Given request: Transcribe each record below word for word.

────────

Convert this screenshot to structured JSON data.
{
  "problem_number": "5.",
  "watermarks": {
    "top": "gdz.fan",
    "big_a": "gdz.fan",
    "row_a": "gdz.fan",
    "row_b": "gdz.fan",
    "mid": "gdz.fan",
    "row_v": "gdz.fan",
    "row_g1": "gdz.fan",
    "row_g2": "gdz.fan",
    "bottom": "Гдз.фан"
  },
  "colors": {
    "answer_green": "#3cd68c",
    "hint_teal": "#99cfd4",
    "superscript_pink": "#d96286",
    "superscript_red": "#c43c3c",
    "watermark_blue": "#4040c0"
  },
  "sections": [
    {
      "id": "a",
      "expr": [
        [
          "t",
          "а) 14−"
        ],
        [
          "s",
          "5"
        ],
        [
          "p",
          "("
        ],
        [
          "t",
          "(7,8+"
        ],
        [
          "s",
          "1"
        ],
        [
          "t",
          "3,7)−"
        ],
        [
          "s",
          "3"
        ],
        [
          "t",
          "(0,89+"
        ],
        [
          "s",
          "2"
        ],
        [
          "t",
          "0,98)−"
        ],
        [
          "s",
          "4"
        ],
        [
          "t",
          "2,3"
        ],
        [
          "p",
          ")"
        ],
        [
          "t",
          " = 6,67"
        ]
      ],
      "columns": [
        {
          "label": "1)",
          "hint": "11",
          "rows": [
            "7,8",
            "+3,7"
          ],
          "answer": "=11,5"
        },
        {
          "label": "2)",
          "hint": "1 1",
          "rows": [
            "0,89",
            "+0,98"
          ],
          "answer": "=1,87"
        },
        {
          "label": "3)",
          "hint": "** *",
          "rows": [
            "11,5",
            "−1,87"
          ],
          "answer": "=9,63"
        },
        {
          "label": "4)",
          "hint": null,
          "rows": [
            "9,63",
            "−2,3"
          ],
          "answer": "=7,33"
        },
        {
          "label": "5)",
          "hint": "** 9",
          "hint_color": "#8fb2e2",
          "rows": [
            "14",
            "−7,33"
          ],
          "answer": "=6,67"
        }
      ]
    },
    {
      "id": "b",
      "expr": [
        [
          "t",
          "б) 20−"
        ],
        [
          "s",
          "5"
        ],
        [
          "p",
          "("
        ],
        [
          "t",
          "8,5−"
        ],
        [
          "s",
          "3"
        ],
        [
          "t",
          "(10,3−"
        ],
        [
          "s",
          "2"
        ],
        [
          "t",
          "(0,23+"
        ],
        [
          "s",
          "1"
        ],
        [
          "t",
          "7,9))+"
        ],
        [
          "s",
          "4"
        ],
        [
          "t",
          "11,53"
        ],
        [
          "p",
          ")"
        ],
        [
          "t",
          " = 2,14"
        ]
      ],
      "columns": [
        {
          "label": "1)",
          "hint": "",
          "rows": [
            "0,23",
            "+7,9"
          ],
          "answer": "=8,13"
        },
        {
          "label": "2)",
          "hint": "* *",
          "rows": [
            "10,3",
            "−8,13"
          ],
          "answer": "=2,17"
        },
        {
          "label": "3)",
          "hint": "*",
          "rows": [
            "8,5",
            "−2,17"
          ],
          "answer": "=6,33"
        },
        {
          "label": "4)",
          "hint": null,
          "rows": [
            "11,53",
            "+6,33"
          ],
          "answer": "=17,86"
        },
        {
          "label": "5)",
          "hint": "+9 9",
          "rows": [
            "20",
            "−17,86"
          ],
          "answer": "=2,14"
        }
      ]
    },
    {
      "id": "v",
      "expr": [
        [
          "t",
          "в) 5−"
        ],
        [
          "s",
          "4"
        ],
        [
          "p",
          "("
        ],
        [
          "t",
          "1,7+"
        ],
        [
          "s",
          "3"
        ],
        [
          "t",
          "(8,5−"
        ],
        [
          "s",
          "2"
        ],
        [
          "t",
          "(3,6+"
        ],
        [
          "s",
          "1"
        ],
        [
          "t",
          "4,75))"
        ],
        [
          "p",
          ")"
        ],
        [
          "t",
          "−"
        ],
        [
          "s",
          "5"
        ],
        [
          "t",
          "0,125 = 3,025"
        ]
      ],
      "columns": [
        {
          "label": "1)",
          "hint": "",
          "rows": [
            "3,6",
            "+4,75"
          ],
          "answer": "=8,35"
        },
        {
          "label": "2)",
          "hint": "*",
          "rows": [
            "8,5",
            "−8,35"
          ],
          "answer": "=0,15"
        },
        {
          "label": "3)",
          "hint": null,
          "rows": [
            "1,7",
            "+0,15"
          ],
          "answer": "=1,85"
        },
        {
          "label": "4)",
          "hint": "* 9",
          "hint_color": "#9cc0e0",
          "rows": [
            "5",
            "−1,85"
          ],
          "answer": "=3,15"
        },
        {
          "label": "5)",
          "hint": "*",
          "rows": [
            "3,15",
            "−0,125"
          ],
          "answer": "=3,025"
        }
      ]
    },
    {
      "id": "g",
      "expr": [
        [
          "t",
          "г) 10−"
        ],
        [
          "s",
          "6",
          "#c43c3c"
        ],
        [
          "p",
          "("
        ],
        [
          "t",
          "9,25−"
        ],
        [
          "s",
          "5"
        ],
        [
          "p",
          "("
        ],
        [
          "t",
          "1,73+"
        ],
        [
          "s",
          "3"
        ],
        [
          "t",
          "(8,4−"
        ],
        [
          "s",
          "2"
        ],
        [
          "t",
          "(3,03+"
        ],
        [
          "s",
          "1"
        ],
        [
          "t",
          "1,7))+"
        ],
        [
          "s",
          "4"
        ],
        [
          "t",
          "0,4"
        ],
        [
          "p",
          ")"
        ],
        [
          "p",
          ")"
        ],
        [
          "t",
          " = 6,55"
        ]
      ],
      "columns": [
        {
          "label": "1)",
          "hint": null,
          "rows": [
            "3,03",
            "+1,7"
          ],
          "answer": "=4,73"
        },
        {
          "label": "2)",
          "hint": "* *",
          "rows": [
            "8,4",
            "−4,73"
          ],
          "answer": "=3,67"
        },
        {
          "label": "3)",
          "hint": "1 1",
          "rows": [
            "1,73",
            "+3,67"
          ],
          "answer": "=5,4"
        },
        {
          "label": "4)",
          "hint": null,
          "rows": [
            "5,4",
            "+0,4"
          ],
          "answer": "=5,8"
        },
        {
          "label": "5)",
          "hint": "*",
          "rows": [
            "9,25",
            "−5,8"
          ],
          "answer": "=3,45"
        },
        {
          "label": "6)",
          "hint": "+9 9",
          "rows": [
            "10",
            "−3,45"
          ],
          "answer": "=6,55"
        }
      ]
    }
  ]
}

────────

Exercise result:
Convert this screenshot to structured JSON data.
{
  "problem_number": "5.",
  "watermarks": {
    "top": "gdz.fan",
    "big_a": "gdz.fan",
    "row_a": "gdz.fan",
    "row_b": "gdz.fan",
    "mid": "gdz.fan",
    "row_v": "gdz.fan",
    "row_g1": "gdz.fan",
    "row_g2": "gdz.fan",
    "bottom": "Гдз.фан"
  },
  "colors": {
    "answer_green": "#3cd68c",
    "hint_teal": "#99cfd4",
    "superscript_pink": "#d96286",
    "superscript_red": "#c43c3c",
    "watermark_blue": "#4040c0"
  },
  "sections": [
    {
      "id": "a",
      "expr": [
        [
          "t",
          "а) 14−"
        ],
        [
          "s",
          "5"
        ],
        [
          "p",
          "("
        ],
        [
          "t",
          "(7,8+"
        ],
        [
          "s",
          "1"
        ],
        [
          "t",
          "3,7)−"
        ],
        [
          "s",
          "3"
        ],
        [
          "t",
          "(0,89+"
        ],
        [
          "s",
          "2"
        ],
        [
          "t",
          "0,98)−"
        ],
        [
          "s",
          "4"
        ],
        [
          "t",
          "2,3"
        ],
        [
          "p",
          ")"
        ],
        [
          "t",
          " = 6,67"
        ]
      ],
      "columns": [
        {
          "label": "1)",
          "hint": "11",
          "rows": [
            "7,8",
            "+3,7"
          ],
          "answer": "=11,5"
        },
        {
          "label": "2)",
          "hint": "1 1",
          "rows": [
            "0,89",
            "+0,98"
          ],
          "answer": "=1,87"
        },
        {
          "label": "3)",
          "hint": "** *",
          "rows": [
            "11,5",
            "−1,87"
          ],
          "answer": "=9,63"
        },
        {
          "label": "4)",
          "hint": null,
          "rows": [
            "9,63",
            "−2,3"
          ],
          "answer": "=7,33"
        },
        {
          "label": "5)",
          "hint": "** 9",
          "hint_color": "#8fb2e2",
          "rows": [
            "14",
            "−7,33"
          ],
          "answer": "=6,67"
        }
      ]
    },
    {
      "id": "b",
      "expr": [
        [
          "t",
          "б) 20−"
        ],
        [
          "s",
          "5"
        ],
        [
          "p",
          "("
        ],
        [
          "t",
          "8,5−"
        ],
        [
          "s",
          "3"
        ],
        [
          "t",
          "(10,3−"
        ],
        [
          "s",
          "2"
        ],
        [
          "t",
          "(0,23+"
        ],
        [
          "s",
          "1"
        ],
        [
          "t",
          "7,9))+"
        ],
        [
          "s",
          "4"
        ],
        [
          "t",
          "11,53"
        ],
        [
          "p",
          ")"
        ],
        [
          "t",
          " = 2,14"
        ]
      ],
      "columns": [
        {
          "label": "1)",
          "hint": "",
          "rows": [
            "0,23",
            "+7,9"
          ],
          "answer": "=8,13"
        },
        {
          "label": "2)",
          "hint": "* *",
          "rows": [
            "10,3",
            "−8,13"
          ],
          "answer": "=2,17"
        },
        {
          "label": "3)",
          "hint": "*",
          "rows": [
            "8,5",
            "−2,17"
          ],
          "answer": "=6,33"
        },
        {
          "label": "4)",
          "hint": null,
          "rows": [
            "11,53",
            "+6,33"
          ],
          "answer": "=17,86"
        },
        {
          "label": "5)",
          "hint": "+9 9",
          "rows": [
            "20",
            "−17,86"
          ],
          "answer": "=2,14"
        }
      ]
    },
    {
      "id": "v",
      "expr": [
        [
          "t",
          "в) 5−"
        ],
        [
          "s",
          "4"
        ],
        [
          "p",
          "("
        ],
        [
          "t",
          "1,7+"
        ],
        [
          "s",
          "3"
        ],
        [
          "t",
          "(8,5−"
        ],
        [
          "s",
          "2"
        ],
        [
          "t",
          "(3,6+"
        ],
        [
          "s",
          "1"
        ],
        [
          "t",
          "4,75))"
        ],
        [
          "p",
          ")"
        ],
        [
          "t",
          "−"
        ],
        [
          "s",
          "5"
        ],
        [
          "t",
          "0,125 = 3,025"
        ]
      ],
      "columns": [
        {
          "label": "1)",
          "hint": "",
          "rows": [
            "3,6",
            "+4,75"
          ],
          "answer": "=8,35"
        },
        {
          "label": "2)",
          "hint": "*",
          "rows": [
            "8,5",
            "−8,35"
          ],
          "answer": "=0,15"
        },
        {
          "label": "3)",
          "hint": null,
          "rows": [
            "1,7",
            "+0,15"
          ],
          "answer": "=1,85"
        },
        {
          "label": "4)",
          "hint": "* 9",
          "hint_color": "#9cc0e0",
          "rows": [
            "5",
            "−1,85"
          ],
          "answer": "=3,15"
        },
        {
          "label": "5)",
          "hint": "*",
          "rows": [
            "3,15",
            "−0,125"
          ],
          "answer": "=3,025"
        }
      ]
    },
    {
      "id": "g",
      "expr": [
        [
          "t",
          "г) 10−"
        ],
        [
          "s",
          "6",
          "#c43c3c"
        ],
        [
          "p",
          "("
        ],
        [
          "t",
          "9,25−"
        ],
        [
          "s",
          "5"
        ],
        [
          "p",
          "("
        ],
        [
          "t",
          "1,73+"
        ],
        [
          "s",
          "3"
        ],
        [
          "t",
          "(8,4−"
        ],
        [
          "s",
          "2"
        ],
        [
          "t",
          "(3,03+"
        ],
        [
          "s",
          "1"
        ],
        [
          "t",
          "1,7))+"
        ],
        [
          "s",
          "4"
        ],
        [
          "t",
          "0,4"
        ],
        [
          "p",
          ")"
        ],
        [
          "p",
          ")"
        ],
        [
          "t",
          " = 6,55"
        ]
      ],
      "columns": [
        {
          "label": "1)",
          "hint": null,
          "rows": [
            "3,03",
            "+1,7"
          ],
          "answer": "=4,73"
        },
        {
          "label": "2)",
          "hint": "* *",
          "rows": [
            "8,4",
            "−4,73"
          ],
          "answer": "=3,67"
        },
        {
          "label": "3)",
          "hint": "1 1",
          "rows": [
            "1,73",
            "+3,67"
          ],
          "answer": "=5,4"
        },
        {
          "label": "4)",
          "hint": null,
          "rows": [
            "5,4",
            "+0,4"
          ],
          "answer": "=5,8"
        },
        {
          "label": "5)",
          "hint": "*",
          "rows": [
            "9,25",
            "−5,8"
          ],
          "answer": "=3,45"
        },
        {
          "label": "6)",
          "hint": "+9 9",
          "rows": [
            "10",
            "−3,45"
          ],
          "answer": "=6,55"
        }
      ]
    }
  ]
}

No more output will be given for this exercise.